Objective. Return every line below in which "India" appears.
(begin)
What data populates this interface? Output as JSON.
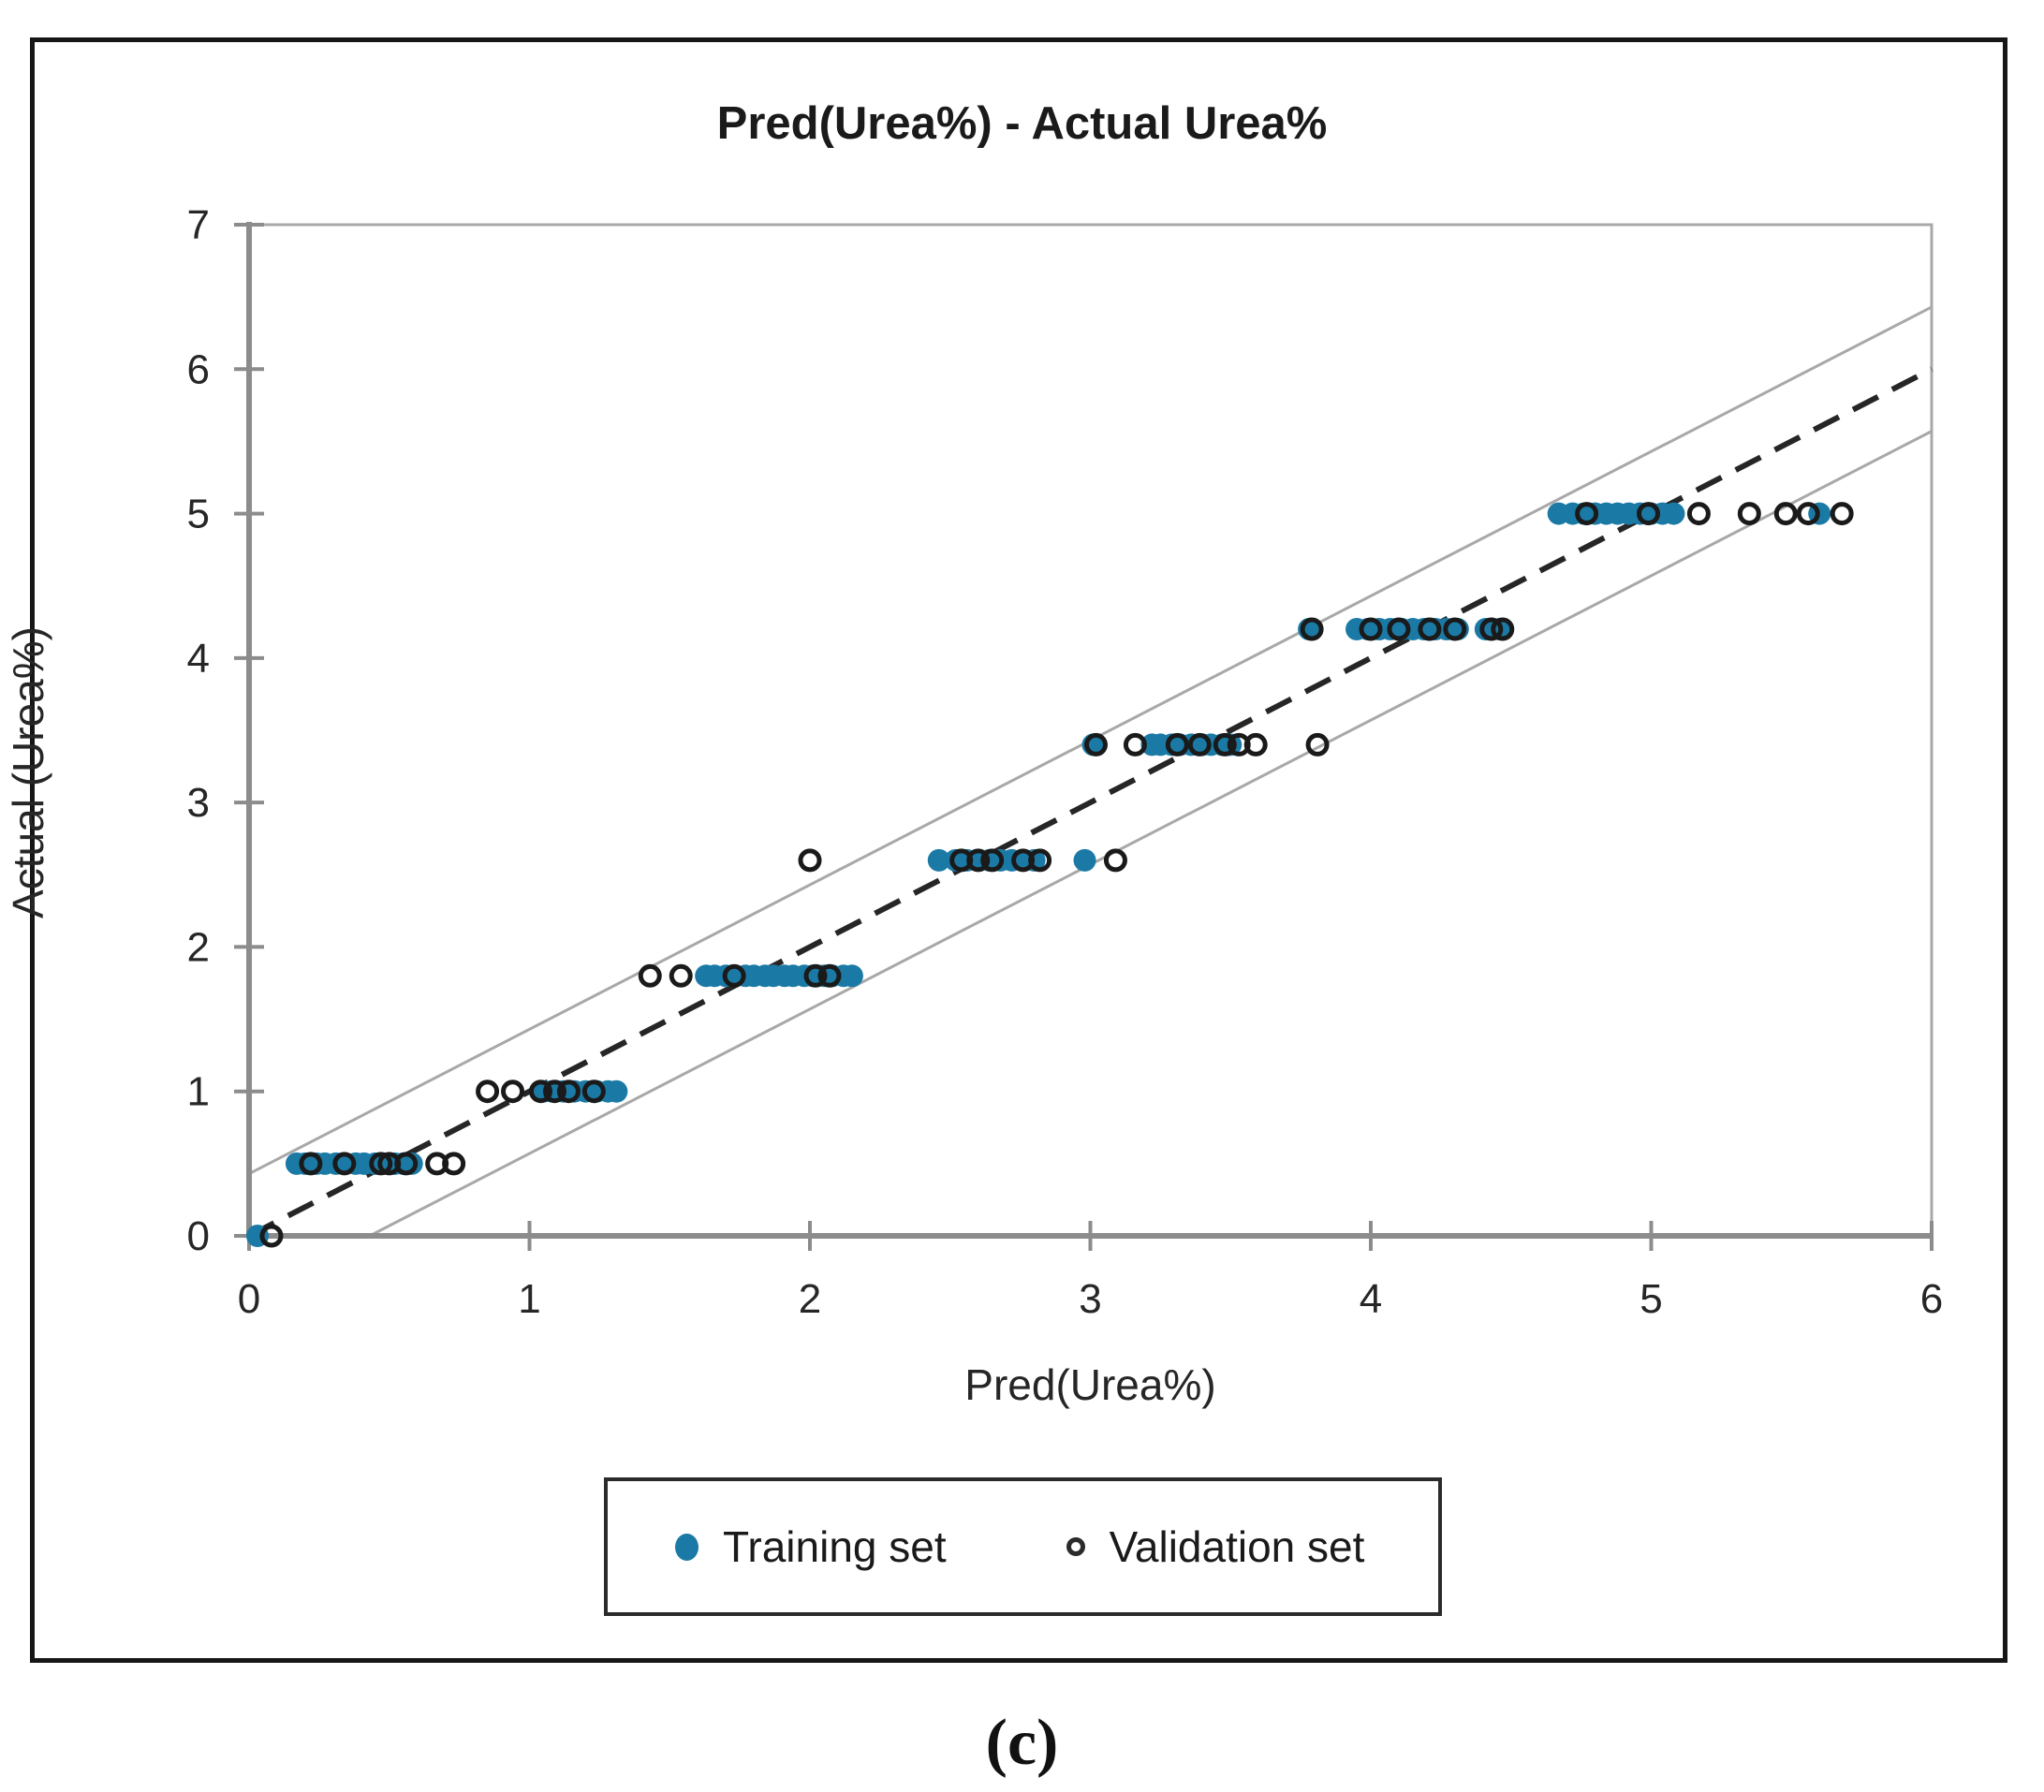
{
  "figure": {
    "caption": "(c)"
  },
  "legend": {
    "items": [
      {
        "label": "Training set",
        "marker": "filled-circle",
        "color": "#1b7aa5"
      },
      {
        "label": "Validation set",
        "marker": "open-circle",
        "color": "#2b2b2b"
      }
    ]
  },
  "chart_data": {
    "type": "scatter",
    "title": "Pred(Urea%) - Actual Urea%",
    "xlabel": "Pred(Urea%)",
    "ylabel": "Actual (Urea%)",
    "xlim": [
      0,
      6
    ],
    "ylim": [
      0,
      7
    ],
    "x_ticks": [
      0,
      1,
      2,
      3,
      4,
      5,
      6
    ],
    "y_ticks": [
      0,
      1,
      2,
      3,
      4,
      5,
      6,
      7
    ],
    "grid": false,
    "legend_position": "bottom",
    "reference_lines": [
      {
        "name": "identity-line",
        "style": "dashed",
        "color": "#262626",
        "from": [
          0,
          0
        ],
        "to": [
          6,
          6
        ]
      },
      {
        "name": "upper-band-line",
        "style": "solid",
        "color": "#a8a8a8",
        "from": [
          0,
          0.43
        ],
        "to": [
          6,
          6.43
        ]
      },
      {
        "name": "lower-band-line",
        "style": "solid",
        "color": "#a8a8a8",
        "from": [
          0.43,
          0
        ],
        "to": [
          6,
          5.57
        ]
      }
    ],
    "series": [
      {
        "name": "Training set",
        "marker": "filled-circle",
        "color": "#1b7aa5",
        "points": [
          [
            0.03,
            0
          ],
          [
            0.17,
            0.5
          ],
          [
            0.2,
            0.5
          ],
          [
            0.24,
            0.5
          ],
          [
            0.27,
            0.5
          ],
          [
            0.31,
            0.5
          ],
          [
            0.34,
            0.5
          ],
          [
            0.38,
            0.5
          ],
          [
            0.41,
            0.5
          ],
          [
            0.45,
            0.5
          ],
          [
            0.48,
            0.5
          ],
          [
            0.52,
            0.5
          ],
          [
            0.55,
            0.5
          ],
          [
            0.58,
            0.5
          ],
          [
            1.05,
            1
          ],
          [
            1.08,
            1
          ],
          [
            1.12,
            1
          ],
          [
            1.16,
            1
          ],
          [
            1.2,
            1
          ],
          [
            1.24,
            1
          ],
          [
            1.28,
            1
          ],
          [
            1.31,
            1
          ],
          [
            1.63,
            1.8
          ],
          [
            1.66,
            1.8
          ],
          [
            1.7,
            1.8
          ],
          [
            1.73,
            1.8
          ],
          [
            1.77,
            1.8
          ],
          [
            1.8,
            1.8
          ],
          [
            1.84,
            1.8
          ],
          [
            1.87,
            1.8
          ],
          [
            1.91,
            1.8
          ],
          [
            1.94,
            1.8
          ],
          [
            1.98,
            1.8
          ],
          [
            2.01,
            1.8
          ],
          [
            2.05,
            1.8
          ],
          [
            2.08,
            1.8
          ],
          [
            2.12,
            1.8
          ],
          [
            2.15,
            1.8
          ],
          [
            2.46,
            2.6
          ],
          [
            2.52,
            2.6
          ],
          [
            2.56,
            2.6
          ],
          [
            2.6,
            2.6
          ],
          [
            2.64,
            2.6
          ],
          [
            2.68,
            2.6
          ],
          [
            2.72,
            2.6
          ],
          [
            2.76,
            2.6
          ],
          [
            2.8,
            2.6
          ],
          [
            2.98,
            2.6
          ],
          [
            3.01,
            3.4
          ],
          [
            3.22,
            3.4
          ],
          [
            3.25,
            3.4
          ],
          [
            3.29,
            3.4
          ],
          [
            3.32,
            3.4
          ],
          [
            3.36,
            3.4
          ],
          [
            3.4,
            3.4
          ],
          [
            3.43,
            3.4
          ],
          [
            3.47,
            3.4
          ],
          [
            3.5,
            3.4
          ],
          [
            3.78,
            4.2
          ],
          [
            3.95,
            4.2
          ],
          [
            3.99,
            4.2
          ],
          [
            4.03,
            4.2
          ],
          [
            4.07,
            4.2
          ],
          [
            4.11,
            4.2
          ],
          [
            4.15,
            4.2
          ],
          [
            4.19,
            4.2
          ],
          [
            4.23,
            4.2
          ],
          [
            4.27,
            4.2
          ],
          [
            4.31,
            4.2
          ],
          [
            4.41,
            4.2
          ],
          [
            4.46,
            4.2
          ],
          [
            4.67,
            5
          ],
          [
            4.72,
            5
          ],
          [
            4.76,
            5
          ],
          [
            4.8,
            5
          ],
          [
            4.84,
            5
          ],
          [
            4.88,
            5
          ],
          [
            4.92,
            5
          ],
          [
            4.96,
            5
          ],
          [
            5.0,
            5
          ],
          [
            5.04,
            5
          ],
          [
            5.08,
            5
          ],
          [
            5.6,
            5
          ]
        ]
      },
      {
        "name": "Validation set",
        "marker": "open-circle",
        "color": "#1a1a1a",
        "points": [
          [
            0.08,
            0
          ],
          [
            0.22,
            0.5
          ],
          [
            0.34,
            0.5
          ],
          [
            0.47,
            0.5
          ],
          [
            0.5,
            0.5
          ],
          [
            0.56,
            0.5
          ],
          [
            0.67,
            0.5
          ],
          [
            0.73,
            0.5
          ],
          [
            0.85,
            1
          ],
          [
            0.94,
            1
          ],
          [
            1.04,
            1
          ],
          [
            1.09,
            1
          ],
          [
            1.14,
            1
          ],
          [
            1.23,
            1
          ],
          [
            1.43,
            1.8
          ],
          [
            1.54,
            1.8
          ],
          [
            1.73,
            1.8
          ],
          [
            2.02,
            1.8
          ],
          [
            2.07,
            1.8
          ],
          [
            2.0,
            2.6
          ],
          [
            2.54,
            2.6
          ],
          [
            2.6,
            2.6
          ],
          [
            2.65,
            2.6
          ],
          [
            2.76,
            2.6
          ],
          [
            2.82,
            2.6
          ],
          [
            3.09,
            2.6
          ],
          [
            3.02,
            3.4
          ],
          [
            3.16,
            3.4
          ],
          [
            3.31,
            3.4
          ],
          [
            3.39,
            3.4
          ],
          [
            3.48,
            3.4
          ],
          [
            3.53,
            3.4
          ],
          [
            3.59,
            3.4
          ],
          [
            3.81,
            3.4
          ],
          [
            3.79,
            4.2
          ],
          [
            4.0,
            4.2
          ],
          [
            4.1,
            4.2
          ],
          [
            4.21,
            4.2
          ],
          [
            4.3,
            4.2
          ],
          [
            4.43,
            4.2
          ],
          [
            4.47,
            4.2
          ],
          [
            4.77,
            5
          ],
          [
            4.99,
            5
          ],
          [
            5.17,
            5
          ],
          [
            5.35,
            5
          ],
          [
            5.48,
            5
          ],
          [
            5.56,
            5
          ],
          [
            5.68,
            5
          ]
        ]
      }
    ]
  }
}
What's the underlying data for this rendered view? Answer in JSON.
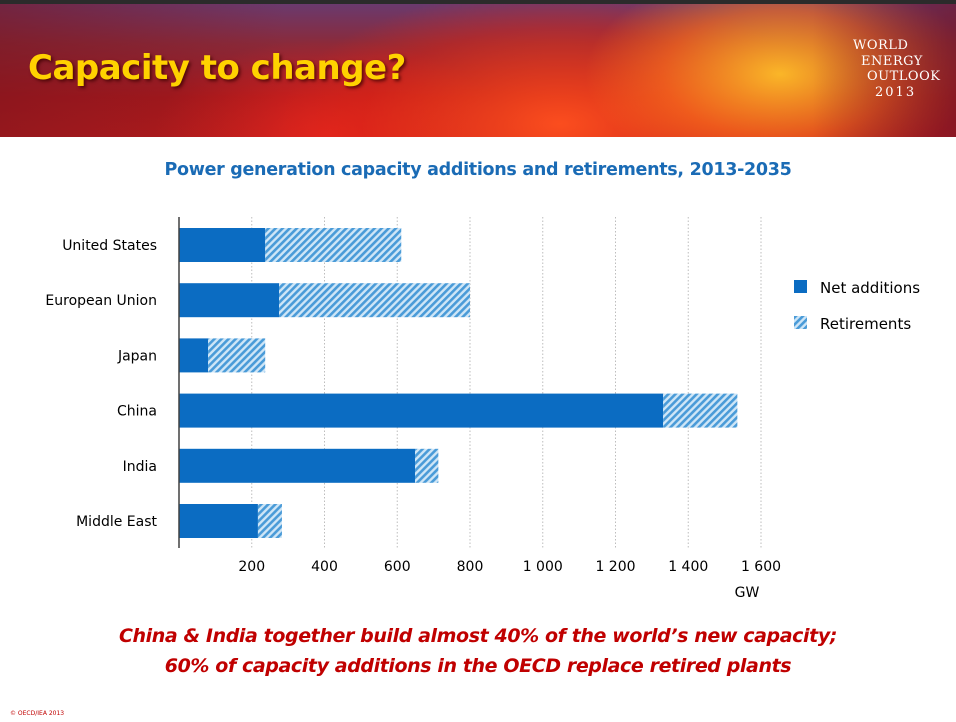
{
  "slide": {
    "title": "Capacity to change?",
    "logo_lines": [
      "WORLD",
      "ENERGY",
      "OUTLOOK",
      "2013"
    ],
    "caption_lines": [
      "China & India together build almost 40% of the world’s new capacity;",
      "60% of capacity additions in the OECD replace retired plants"
    ],
    "copyright": "© OECD/IEA 2013"
  },
  "colors": {
    "title_yellow": "#ffd200",
    "chart_title_blue": "#1a6bb5",
    "net_additions": "#0b6cc2",
    "retirements_stripe": "#4a9bd8",
    "retirements_bg": "#cfe6f7",
    "caption_red": "#c00000"
  },
  "chart_data": {
    "type": "bar",
    "orientation": "horizontal",
    "stacked": true,
    "title": "Power generation capacity additions and retirements, 2013-2035",
    "xlabel": "GW",
    "ylabel": "",
    "xlim": [
      0,
      1600
    ],
    "xticks": [
      200,
      400,
      600,
      800,
      1000,
      1200,
      1400,
      1600
    ],
    "xtick_labels": [
      "200",
      "400",
      "600",
      "800",
      "1 000",
      "1 200",
      "1 400",
      "1 600"
    ],
    "grid": "vertical dotted",
    "legend_position": "right",
    "categories": [
      "United States",
      "European Union",
      "Japan",
      "China",
      "India",
      "Middle East"
    ],
    "series": [
      {
        "name": "Net additions",
        "pattern": "solid",
        "values": [
          237,
          275,
          80,
          1331,
          649,
          217
        ]
      },
      {
        "name": "Retirements",
        "pattern": "hatched",
        "values": [
          374,
          525,
          157,
          204,
          64,
          66
        ]
      }
    ]
  }
}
(end)
Exercise result.
      "China & India together build almost 40% of the world’s new capacity;",
      "India",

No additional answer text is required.